- _TASK GOAL_
Reproduce each of the following records verbatim, line by line and in the order given.

- _EXTRACTED DATA_
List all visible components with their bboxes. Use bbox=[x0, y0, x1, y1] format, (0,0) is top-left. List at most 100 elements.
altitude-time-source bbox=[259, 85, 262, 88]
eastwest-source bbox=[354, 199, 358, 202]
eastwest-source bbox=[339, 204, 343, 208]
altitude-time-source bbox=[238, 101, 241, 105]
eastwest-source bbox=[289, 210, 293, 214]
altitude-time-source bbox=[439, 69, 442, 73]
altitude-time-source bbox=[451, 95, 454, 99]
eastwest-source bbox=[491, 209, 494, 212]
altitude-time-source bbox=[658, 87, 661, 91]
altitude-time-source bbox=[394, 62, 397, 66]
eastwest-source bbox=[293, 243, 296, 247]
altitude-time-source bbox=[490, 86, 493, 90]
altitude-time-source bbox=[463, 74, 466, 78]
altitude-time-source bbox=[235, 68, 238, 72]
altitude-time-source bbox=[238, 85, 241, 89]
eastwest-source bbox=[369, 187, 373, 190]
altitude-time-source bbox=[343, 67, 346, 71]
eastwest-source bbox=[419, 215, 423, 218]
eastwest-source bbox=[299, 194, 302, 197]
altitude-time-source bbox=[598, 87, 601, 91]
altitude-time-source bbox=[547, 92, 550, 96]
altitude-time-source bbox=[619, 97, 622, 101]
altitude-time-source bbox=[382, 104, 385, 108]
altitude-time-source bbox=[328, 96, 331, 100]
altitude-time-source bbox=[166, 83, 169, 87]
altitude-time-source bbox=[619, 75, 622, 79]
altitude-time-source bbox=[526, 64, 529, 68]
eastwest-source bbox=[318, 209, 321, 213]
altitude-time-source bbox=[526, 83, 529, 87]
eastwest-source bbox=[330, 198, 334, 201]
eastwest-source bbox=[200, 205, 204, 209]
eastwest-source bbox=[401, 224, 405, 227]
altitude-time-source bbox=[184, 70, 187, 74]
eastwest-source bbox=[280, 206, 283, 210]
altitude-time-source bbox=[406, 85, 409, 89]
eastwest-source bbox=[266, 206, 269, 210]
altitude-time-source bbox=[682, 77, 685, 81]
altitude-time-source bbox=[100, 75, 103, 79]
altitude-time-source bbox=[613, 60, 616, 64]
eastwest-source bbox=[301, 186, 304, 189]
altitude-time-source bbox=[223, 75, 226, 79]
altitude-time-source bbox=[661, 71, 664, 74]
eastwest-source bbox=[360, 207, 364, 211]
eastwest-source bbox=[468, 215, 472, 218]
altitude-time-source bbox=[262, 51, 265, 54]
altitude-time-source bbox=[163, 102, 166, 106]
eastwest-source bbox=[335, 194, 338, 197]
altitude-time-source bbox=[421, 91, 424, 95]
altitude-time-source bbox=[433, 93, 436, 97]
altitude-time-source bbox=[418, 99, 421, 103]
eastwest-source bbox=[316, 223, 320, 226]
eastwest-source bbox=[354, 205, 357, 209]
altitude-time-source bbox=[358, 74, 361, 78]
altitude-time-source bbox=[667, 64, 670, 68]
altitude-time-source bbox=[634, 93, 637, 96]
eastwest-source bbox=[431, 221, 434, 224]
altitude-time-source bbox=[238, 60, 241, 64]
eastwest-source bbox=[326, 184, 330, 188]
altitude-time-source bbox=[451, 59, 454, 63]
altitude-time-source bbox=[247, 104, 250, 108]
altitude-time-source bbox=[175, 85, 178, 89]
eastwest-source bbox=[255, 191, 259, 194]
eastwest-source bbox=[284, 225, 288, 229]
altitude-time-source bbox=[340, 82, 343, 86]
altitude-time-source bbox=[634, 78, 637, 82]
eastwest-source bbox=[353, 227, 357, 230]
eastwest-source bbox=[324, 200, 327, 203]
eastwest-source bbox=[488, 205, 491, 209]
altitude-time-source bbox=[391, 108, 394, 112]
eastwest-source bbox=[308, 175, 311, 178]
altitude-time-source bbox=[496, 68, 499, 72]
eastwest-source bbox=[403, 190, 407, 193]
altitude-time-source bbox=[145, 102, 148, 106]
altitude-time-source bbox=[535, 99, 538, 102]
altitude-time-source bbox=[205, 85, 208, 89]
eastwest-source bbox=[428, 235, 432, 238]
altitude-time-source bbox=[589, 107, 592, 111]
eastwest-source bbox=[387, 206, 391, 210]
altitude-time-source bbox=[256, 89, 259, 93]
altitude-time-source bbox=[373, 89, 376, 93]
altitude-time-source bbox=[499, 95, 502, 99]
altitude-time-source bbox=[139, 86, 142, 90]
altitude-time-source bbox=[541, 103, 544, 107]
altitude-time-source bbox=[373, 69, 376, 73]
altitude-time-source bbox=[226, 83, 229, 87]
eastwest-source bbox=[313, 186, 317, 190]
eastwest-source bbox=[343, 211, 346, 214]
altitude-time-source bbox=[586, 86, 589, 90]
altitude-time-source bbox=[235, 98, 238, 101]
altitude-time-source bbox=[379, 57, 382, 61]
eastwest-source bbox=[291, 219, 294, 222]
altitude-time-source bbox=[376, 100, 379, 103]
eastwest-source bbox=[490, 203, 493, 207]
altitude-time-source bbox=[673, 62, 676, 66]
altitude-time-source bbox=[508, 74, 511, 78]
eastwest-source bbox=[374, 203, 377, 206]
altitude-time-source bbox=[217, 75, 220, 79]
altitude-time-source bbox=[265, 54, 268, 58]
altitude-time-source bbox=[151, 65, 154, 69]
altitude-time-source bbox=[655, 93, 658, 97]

- _RESULT OF THE EXERCISE_
List all visible components with their bboxes. Use bbox=[x0, y0, x1, y1] format, (0,0) is top-left. List at most 100 elements.
altitude-time-source bbox=[259, 85, 262, 88]
eastwest-source bbox=[354, 199, 358, 202]
eastwest-source bbox=[339, 204, 343, 208]
altitude-time-source bbox=[238, 101, 241, 105]
eastwest-source bbox=[289, 210, 293, 214]
altitude-time-source bbox=[439, 69, 442, 73]
altitude-time-source bbox=[451, 95, 454, 99]
eastwest-source bbox=[491, 209, 494, 212]
altitude-time-source bbox=[658, 87, 661, 91]
altitude-time-source bbox=[394, 62, 397, 66]
eastwest-source bbox=[293, 243, 296, 247]
altitude-time-source bbox=[490, 86, 493, 90]
altitude-time-source bbox=[463, 74, 466, 78]
altitude-time-source bbox=[235, 68, 238, 72]
altitude-time-source bbox=[238, 85, 241, 89]
eastwest-source bbox=[369, 187, 373, 190]
altitude-time-source bbox=[343, 67, 346, 71]
eastwest-source bbox=[419, 215, 423, 218]
eastwest-source bbox=[299, 194, 302, 197]
altitude-time-source bbox=[598, 87, 601, 91]
altitude-time-source bbox=[547, 92, 550, 96]
altitude-time-source bbox=[619, 97, 622, 101]
altitude-time-source bbox=[382, 104, 385, 108]
altitude-time-source bbox=[328, 96, 331, 100]
altitude-time-source bbox=[166, 83, 169, 87]
altitude-time-source bbox=[619, 75, 622, 79]
altitude-time-source bbox=[526, 64, 529, 68]
eastwest-source bbox=[318, 209, 321, 213]
altitude-time-source bbox=[526, 83, 529, 87]
eastwest-source bbox=[330, 198, 334, 201]
eastwest-source bbox=[200, 205, 204, 209]
eastwest-source bbox=[401, 224, 405, 227]
altitude-time-source bbox=[184, 70, 187, 74]
eastwest-source bbox=[280, 206, 283, 210]
altitude-time-source bbox=[406, 85, 409, 89]
eastwest-source bbox=[266, 206, 269, 210]
altitude-time-source bbox=[682, 77, 685, 81]
altitude-time-source bbox=[100, 75, 103, 79]
altitude-time-source bbox=[613, 60, 616, 64]
eastwest-source bbox=[301, 186, 304, 189]
altitude-time-source bbox=[223, 75, 226, 79]
altitude-time-source bbox=[661, 71, 664, 74]
eastwest-source bbox=[360, 207, 364, 211]
eastwest-source bbox=[468, 215, 472, 218]
altitude-time-source bbox=[262, 51, 265, 54]
altitude-time-source bbox=[163, 102, 166, 106]
eastwest-source bbox=[335, 194, 338, 197]
altitude-time-source bbox=[421, 91, 424, 95]
altitude-time-source bbox=[433, 93, 436, 97]
altitude-time-source bbox=[418, 99, 421, 103]
eastwest-source bbox=[316, 223, 320, 226]
eastwest-source bbox=[354, 205, 357, 209]
altitude-time-source bbox=[358, 74, 361, 78]
altitude-time-source bbox=[667, 64, 670, 68]
altitude-time-source bbox=[634, 93, 637, 96]
eastwest-source bbox=[431, 221, 434, 224]
altitude-time-source bbox=[238, 60, 241, 64]
eastwest-source bbox=[326, 184, 330, 188]
altitude-time-source bbox=[451, 59, 454, 63]
altitude-time-source bbox=[247, 104, 250, 108]
altitude-time-source bbox=[175, 85, 178, 89]
eastwest-source bbox=[255, 191, 259, 194]
eastwest-source bbox=[284, 225, 288, 229]
altitude-time-source bbox=[340, 82, 343, 86]
altitude-time-source bbox=[634, 78, 637, 82]
eastwest-source bbox=[353, 227, 357, 230]
eastwest-source bbox=[324, 200, 327, 203]
eastwest-source bbox=[488, 205, 491, 209]
altitude-time-source bbox=[391, 108, 394, 112]
eastwest-source bbox=[308, 175, 311, 178]
altitude-time-source bbox=[496, 68, 499, 72]
eastwest-source bbox=[403, 190, 407, 193]
altitude-time-source bbox=[145, 102, 148, 106]
altitude-time-source bbox=[535, 99, 538, 102]
altitude-time-source bbox=[205, 85, 208, 89]
eastwest-source bbox=[428, 235, 432, 238]
altitude-time-source bbox=[589, 107, 592, 111]
eastwest-source bbox=[387, 206, 391, 210]
altitude-time-source bbox=[256, 89, 259, 93]
altitude-time-source bbox=[373, 89, 376, 93]
altitude-time-source bbox=[499, 95, 502, 99]
altitude-time-source bbox=[139, 86, 142, 90]
altitude-time-source bbox=[541, 103, 544, 107]
altitude-time-source bbox=[373, 69, 376, 73]
altitude-time-source bbox=[226, 83, 229, 87]
eastwest-source bbox=[313, 186, 317, 190]
eastwest-source bbox=[343, 211, 346, 214]
altitude-time-source bbox=[586, 86, 589, 90]
altitude-time-source bbox=[235, 98, 238, 101]
altitude-time-source bbox=[379, 57, 382, 61]
eastwest-source bbox=[291, 219, 294, 222]
altitude-time-source bbox=[376, 100, 379, 103]
eastwest-source bbox=[490, 203, 493, 207]
altitude-time-source bbox=[673, 62, 676, 66]
altitude-time-source bbox=[508, 74, 511, 78]
eastwest-source bbox=[374, 203, 377, 206]
altitude-time-source bbox=[217, 75, 220, 79]
altitude-time-source bbox=[265, 54, 268, 58]
altitude-time-source bbox=[151, 65, 154, 69]
altitude-time-source bbox=[655, 93, 658, 97]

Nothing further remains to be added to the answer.